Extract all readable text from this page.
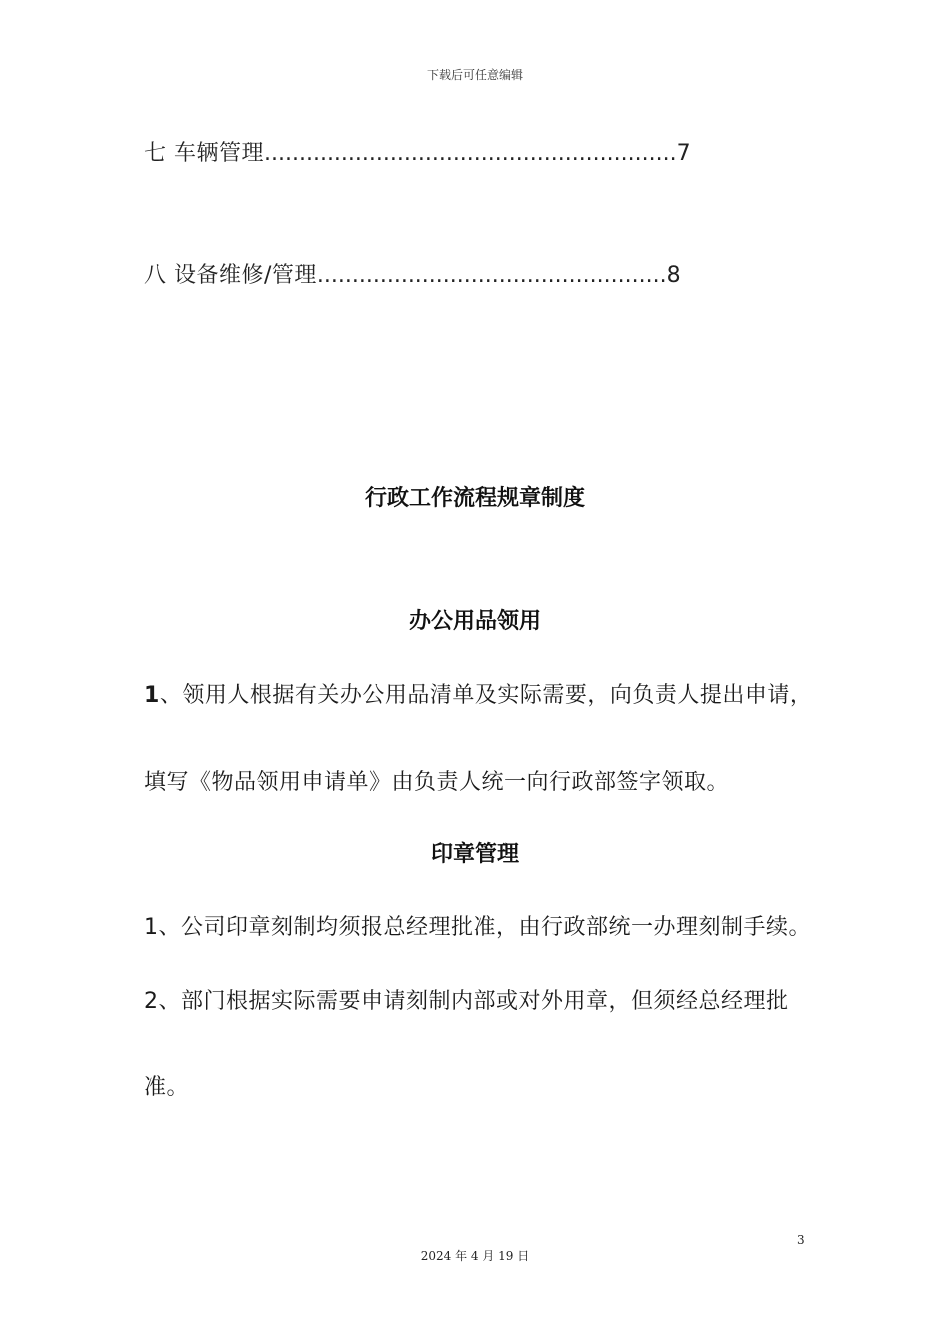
下载后可任意编辑
七 车辆管理...........................................................7
八 设备维修/管理..................................................8
行政工作流程规章制度
办公用品领用
1、领用人根据有关办公用品清单及实际需要，向负责人提出申请，
填写《物品领用申请单》由负责人统一向行政部签字领取。
印章管理
1、公司印章刻制均须报总经理批准，由行政部统一办理刻制手续。
2、部门根据实际需要申请刻制内部或对外用章，但须经总经理批
准。
3
2024 年 4 月 19 日
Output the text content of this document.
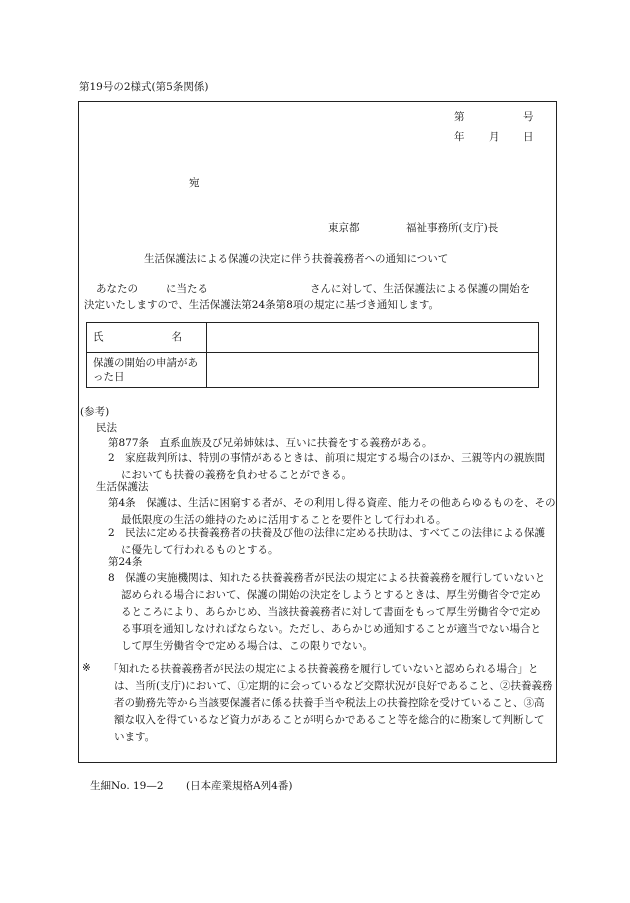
第19号の2様式(第5条関係)
第	号
年 月 日
宛
東京都	福祉事務所(支庁)長
生活保護法による保護の決定に伴う扶養義務者への通知について
あなたの	に当たる	さんに対して、生活保護法による保護の開始を
決定いたしますので、生活保護法第24条第8項の規定に基づき通知します。
氏 名	
保護の開始の申請があった日	
(参考)
民法
第877条　 直系血族及び兄弟姉妹は、互いに扶養をする義務がある。
2　家庭裁判所は、特別の事情があるときは、前項に規定する場合のほか、三親等内の親族間においても扶養の義務を負わせることができる。
生活保護法
第4条　 保護は、生活に困窮する者が、その利用し得る資産、能力その他あらゆるものを、その最低限度の生活の維持のために活用することを要件として行われる。
2　民法に定める扶養義務者の扶養及び他の法律に定める扶助は、すべてこの法律による保護に優先して行われるものとする。
第24条
8　保護の実施機関は、知れたる扶養義務者が民法の規定による扶養義務を履行していないと認められる場合において、保護の開始の決定をしようとするときは、厚生労働省令で定めるところにより、あらかじめ、当該扶養義務者に対して書面をもって厚生労働省令で定める事項を通知しなければならない。ただし、あらかじめ通知することが適当でない場合として厚生労働省令で定める場合は、この限りでない。
※ 「知れたる扶養義務者が民法の規定による扶養義務を履行していないと認められる場合」とは、当所(支庁)において、①定期的に会っているなど交際状況が良好であること、②扶養義務者の勤務先等から当該要保護者に係る扶養手当や税法上の扶養控除を受けていること、③高額な収入を得ているなど資力があることが明らかであること等を総合的に勘案して判断しています。
生細No. 19—2 (日本産業規格A列4番)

· · ·

* [WHAT THE EXERCISE ASKS] Reproduce all the entries that precede this task, word for word, minus any pictures.

* [PROBLEM SOLUTION]
Extract all readable text from this page.
下载后可任意编辑
七 车辆管理...........................................................7
八 设备维修/管理..................................................8
行政工作流程规章制度
办公用品领用
1、领用人根据有关办公用品清单及实际需要，向负责人提出申请，
填写《物品领用申请单》由负责人统一向行政部签字领取。
印章管理
1、公司印章刻制均须报总经理批准，由行政部统一办理刻制手续。
2、部门根据实际需要申请刻制内部或对外用章，但须经总经理批
准。
3
2024 年 4 月 19 日
Output the text content of this document.
第19号の2様式(第5条関係)
第	号
年 月 日
宛
東京都	福祉事務所(支庁)長
生活保護法による保護の決定に伴う扶養義務者への通知について
あなたの	に当たる	さんに対して、生活保護法による保護の開始を
決定いたしますので、生活保護法第24条第8項の規定に基づき通知します。
氏 名	
保護の開始の申請があった日	
(参考)
民法
第877条　 直系血族及び兄弟姉妹は、互いに扶養をする義務がある。
2　家庭裁判所は、特別の事情があるときは、前項に規定する場合のほか、三親等内の親族間においても扶養の義務を負わせることができる。
生活保護法
第4条　 保護は、生活に困窮する者が、その利用し得る資産、能力その他あらゆるものを、その最低限度の生活の維持のために活用することを要件として行われる。
2　民法に定める扶養義務者の扶養及び他の法律に定める扶助は、すべてこの法律による保護に優先して行われるものとする。
第24条
8　保護の実施機関は、知れたる扶養義務者が民法の規定による扶養義務を履行していないと認められる場合において、保護の開始の決定をしようとするときは、厚生労働省令で定めるところにより、あらかじめ、当該扶養義務者に対して書面をもって厚生労働省令で定める事項を通知しなければならない。ただし、あらかじめ通知することが適当でない場合として厚生労働省令で定める場合は、この限りでない。
※ 「知れたる扶養義務者が民法の規定による扶養義務を履行していないと認められる場合」とは、当所(支庁)において、①定期的に会っているなど交際状況が良好であること、②扶養義務者の勤務先等から当該要保護者に係る扶養手当や税法上の扶養控除を受けていること、③高額な収入を得ているなど資力があることが明らかであること等を総合的に勘案して判断しています。
生細No. 19—2 (日本産業規格A列4番)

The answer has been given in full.